[Start]
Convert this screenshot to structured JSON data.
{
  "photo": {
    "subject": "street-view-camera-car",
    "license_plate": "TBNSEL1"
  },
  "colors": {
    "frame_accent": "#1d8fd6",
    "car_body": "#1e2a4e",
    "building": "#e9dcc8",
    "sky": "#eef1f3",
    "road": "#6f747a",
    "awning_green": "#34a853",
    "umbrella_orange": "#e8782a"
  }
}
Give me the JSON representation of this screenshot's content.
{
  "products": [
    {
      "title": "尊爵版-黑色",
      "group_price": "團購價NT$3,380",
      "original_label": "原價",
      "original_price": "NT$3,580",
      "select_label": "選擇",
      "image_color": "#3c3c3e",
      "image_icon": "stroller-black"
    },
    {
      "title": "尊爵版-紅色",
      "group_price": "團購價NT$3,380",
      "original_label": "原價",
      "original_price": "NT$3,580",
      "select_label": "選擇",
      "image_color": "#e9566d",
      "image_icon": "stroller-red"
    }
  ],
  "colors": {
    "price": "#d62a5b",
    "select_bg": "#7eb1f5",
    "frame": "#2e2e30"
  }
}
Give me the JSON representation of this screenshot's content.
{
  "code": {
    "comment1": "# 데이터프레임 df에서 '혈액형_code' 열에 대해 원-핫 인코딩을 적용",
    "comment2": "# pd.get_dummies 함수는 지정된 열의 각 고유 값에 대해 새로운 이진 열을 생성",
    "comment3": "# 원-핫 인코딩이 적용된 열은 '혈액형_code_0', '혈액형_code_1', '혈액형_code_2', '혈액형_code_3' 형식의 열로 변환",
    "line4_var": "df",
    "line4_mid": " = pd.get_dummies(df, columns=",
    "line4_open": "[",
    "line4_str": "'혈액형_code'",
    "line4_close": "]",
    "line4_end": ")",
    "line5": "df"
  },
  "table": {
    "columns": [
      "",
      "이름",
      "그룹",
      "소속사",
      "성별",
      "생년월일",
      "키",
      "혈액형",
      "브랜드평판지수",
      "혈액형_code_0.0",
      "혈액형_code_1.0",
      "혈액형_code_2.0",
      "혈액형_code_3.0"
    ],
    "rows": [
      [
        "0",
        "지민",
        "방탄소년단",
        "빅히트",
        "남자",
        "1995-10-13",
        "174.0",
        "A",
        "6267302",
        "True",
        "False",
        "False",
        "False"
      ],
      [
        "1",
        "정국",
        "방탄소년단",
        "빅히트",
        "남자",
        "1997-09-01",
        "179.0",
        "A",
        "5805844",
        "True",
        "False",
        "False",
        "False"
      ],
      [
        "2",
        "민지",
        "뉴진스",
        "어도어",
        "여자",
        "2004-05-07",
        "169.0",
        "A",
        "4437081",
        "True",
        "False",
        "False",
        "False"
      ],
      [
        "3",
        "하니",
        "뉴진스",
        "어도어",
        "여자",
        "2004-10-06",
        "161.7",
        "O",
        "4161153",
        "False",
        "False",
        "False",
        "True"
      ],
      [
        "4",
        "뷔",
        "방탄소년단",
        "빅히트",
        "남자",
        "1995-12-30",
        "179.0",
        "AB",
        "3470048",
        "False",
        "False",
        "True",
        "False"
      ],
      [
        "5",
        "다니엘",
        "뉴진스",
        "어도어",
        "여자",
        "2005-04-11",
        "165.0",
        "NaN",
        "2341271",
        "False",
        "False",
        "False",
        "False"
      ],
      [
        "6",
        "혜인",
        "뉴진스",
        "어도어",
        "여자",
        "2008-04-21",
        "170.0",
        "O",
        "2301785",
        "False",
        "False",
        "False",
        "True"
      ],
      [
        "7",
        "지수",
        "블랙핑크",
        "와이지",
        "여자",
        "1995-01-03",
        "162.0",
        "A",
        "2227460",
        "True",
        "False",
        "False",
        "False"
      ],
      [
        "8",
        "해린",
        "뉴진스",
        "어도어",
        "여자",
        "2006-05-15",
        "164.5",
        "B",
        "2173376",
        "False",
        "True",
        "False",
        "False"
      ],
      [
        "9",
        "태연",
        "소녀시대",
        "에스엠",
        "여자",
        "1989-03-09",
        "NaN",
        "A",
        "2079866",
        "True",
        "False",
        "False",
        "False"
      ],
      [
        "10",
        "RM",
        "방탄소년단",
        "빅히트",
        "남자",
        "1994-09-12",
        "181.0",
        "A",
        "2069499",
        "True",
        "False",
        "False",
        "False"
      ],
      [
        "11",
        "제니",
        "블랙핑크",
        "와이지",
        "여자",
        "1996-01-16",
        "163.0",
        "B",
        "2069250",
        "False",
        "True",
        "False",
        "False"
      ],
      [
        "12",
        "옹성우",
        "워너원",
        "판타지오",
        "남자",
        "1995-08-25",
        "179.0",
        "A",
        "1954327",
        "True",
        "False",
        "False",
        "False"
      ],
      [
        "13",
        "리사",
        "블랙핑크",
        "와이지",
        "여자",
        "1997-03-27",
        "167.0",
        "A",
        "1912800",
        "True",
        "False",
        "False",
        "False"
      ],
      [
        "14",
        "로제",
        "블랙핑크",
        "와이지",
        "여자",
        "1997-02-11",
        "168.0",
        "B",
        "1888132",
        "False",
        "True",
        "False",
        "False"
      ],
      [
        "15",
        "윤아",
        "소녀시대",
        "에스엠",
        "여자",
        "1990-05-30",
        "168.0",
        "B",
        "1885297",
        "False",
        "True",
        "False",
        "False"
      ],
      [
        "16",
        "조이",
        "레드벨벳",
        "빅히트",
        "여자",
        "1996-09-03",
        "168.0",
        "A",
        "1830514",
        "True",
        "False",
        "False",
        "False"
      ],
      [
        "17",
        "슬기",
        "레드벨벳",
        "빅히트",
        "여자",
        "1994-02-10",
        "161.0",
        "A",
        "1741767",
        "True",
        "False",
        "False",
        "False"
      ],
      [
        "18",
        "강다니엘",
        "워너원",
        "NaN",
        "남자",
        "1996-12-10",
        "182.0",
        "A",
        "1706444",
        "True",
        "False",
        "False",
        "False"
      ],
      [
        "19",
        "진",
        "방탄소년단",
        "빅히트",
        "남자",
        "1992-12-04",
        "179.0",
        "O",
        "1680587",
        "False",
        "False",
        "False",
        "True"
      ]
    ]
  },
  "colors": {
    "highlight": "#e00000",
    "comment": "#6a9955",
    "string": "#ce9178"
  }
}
[End]
### To do
Say how many lines in the records contain the string "stroller", and say nothing else.

### Full response
2